What is needed >> Within the material below, find each line bearing the word "screenshot" and present it.

Figure dataset records:
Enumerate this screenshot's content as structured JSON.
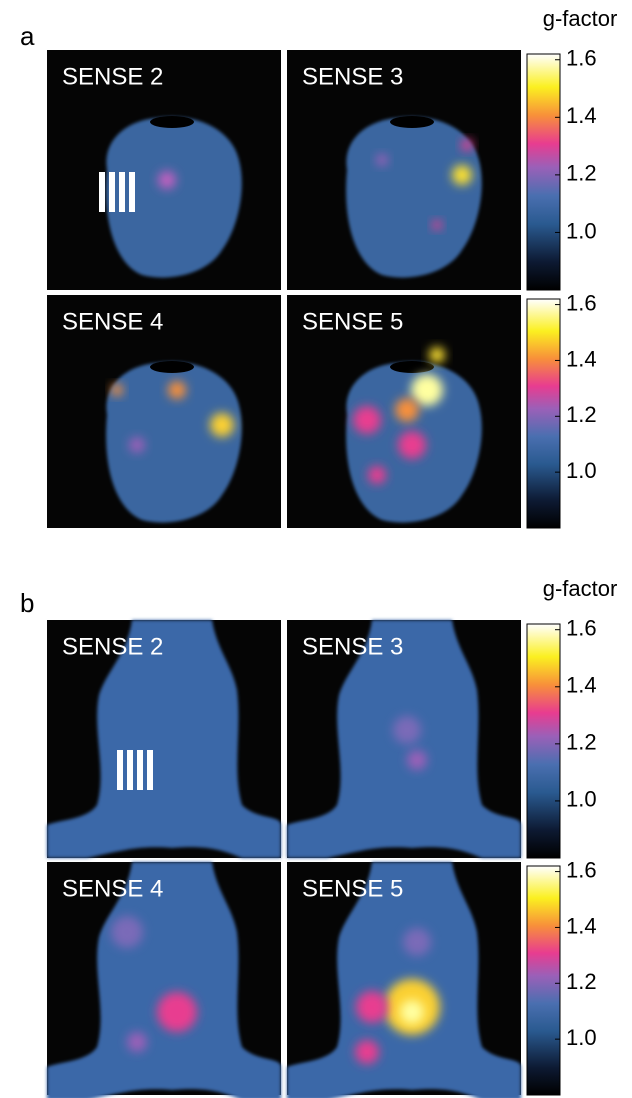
{
  "panels": [
    {
      "label": "a",
      "colorbar_title": "g-factor",
      "tiles": [
        "SENSE 2",
        "SENSE 3",
        "SENSE 4",
        "SENSE 5"
      ],
      "clim": [
        0.8,
        1.62
      ],
      "ticks": [
        {
          "value": 1.0,
          "label": "1.0"
        },
        {
          "value": 1.2,
          "label": "1.2"
        },
        {
          "value": 1.4,
          "label": "1.4"
        },
        {
          "value": 1.6,
          "label": "1.6"
        }
      ]
    },
    {
      "label": "b",
      "colorbar_title": "g-factor",
      "tiles": [
        "SENSE 2",
        "SENSE 3",
        "SENSE 4",
        "SENSE 5"
      ],
      "clim": [
        0.8,
        1.62
      ],
      "ticks": [
        {
          "value": 1.0,
          "label": "1.0"
        },
        {
          "value": 1.2,
          "label": "1.2"
        },
        {
          "value": 1.4,
          "label": "1.4"
        },
        {
          "value": 1.6,
          "label": "1.6"
        }
      ]
    }
  ]
}
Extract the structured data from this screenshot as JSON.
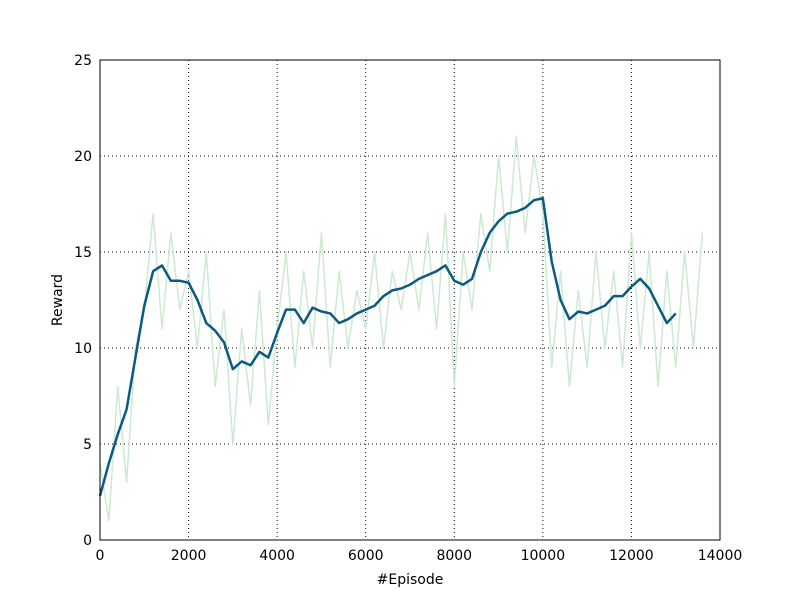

Final result >>
Enumerate this screenshot's content as structured JSON.
Extract the structured data from this screenshot as JSON.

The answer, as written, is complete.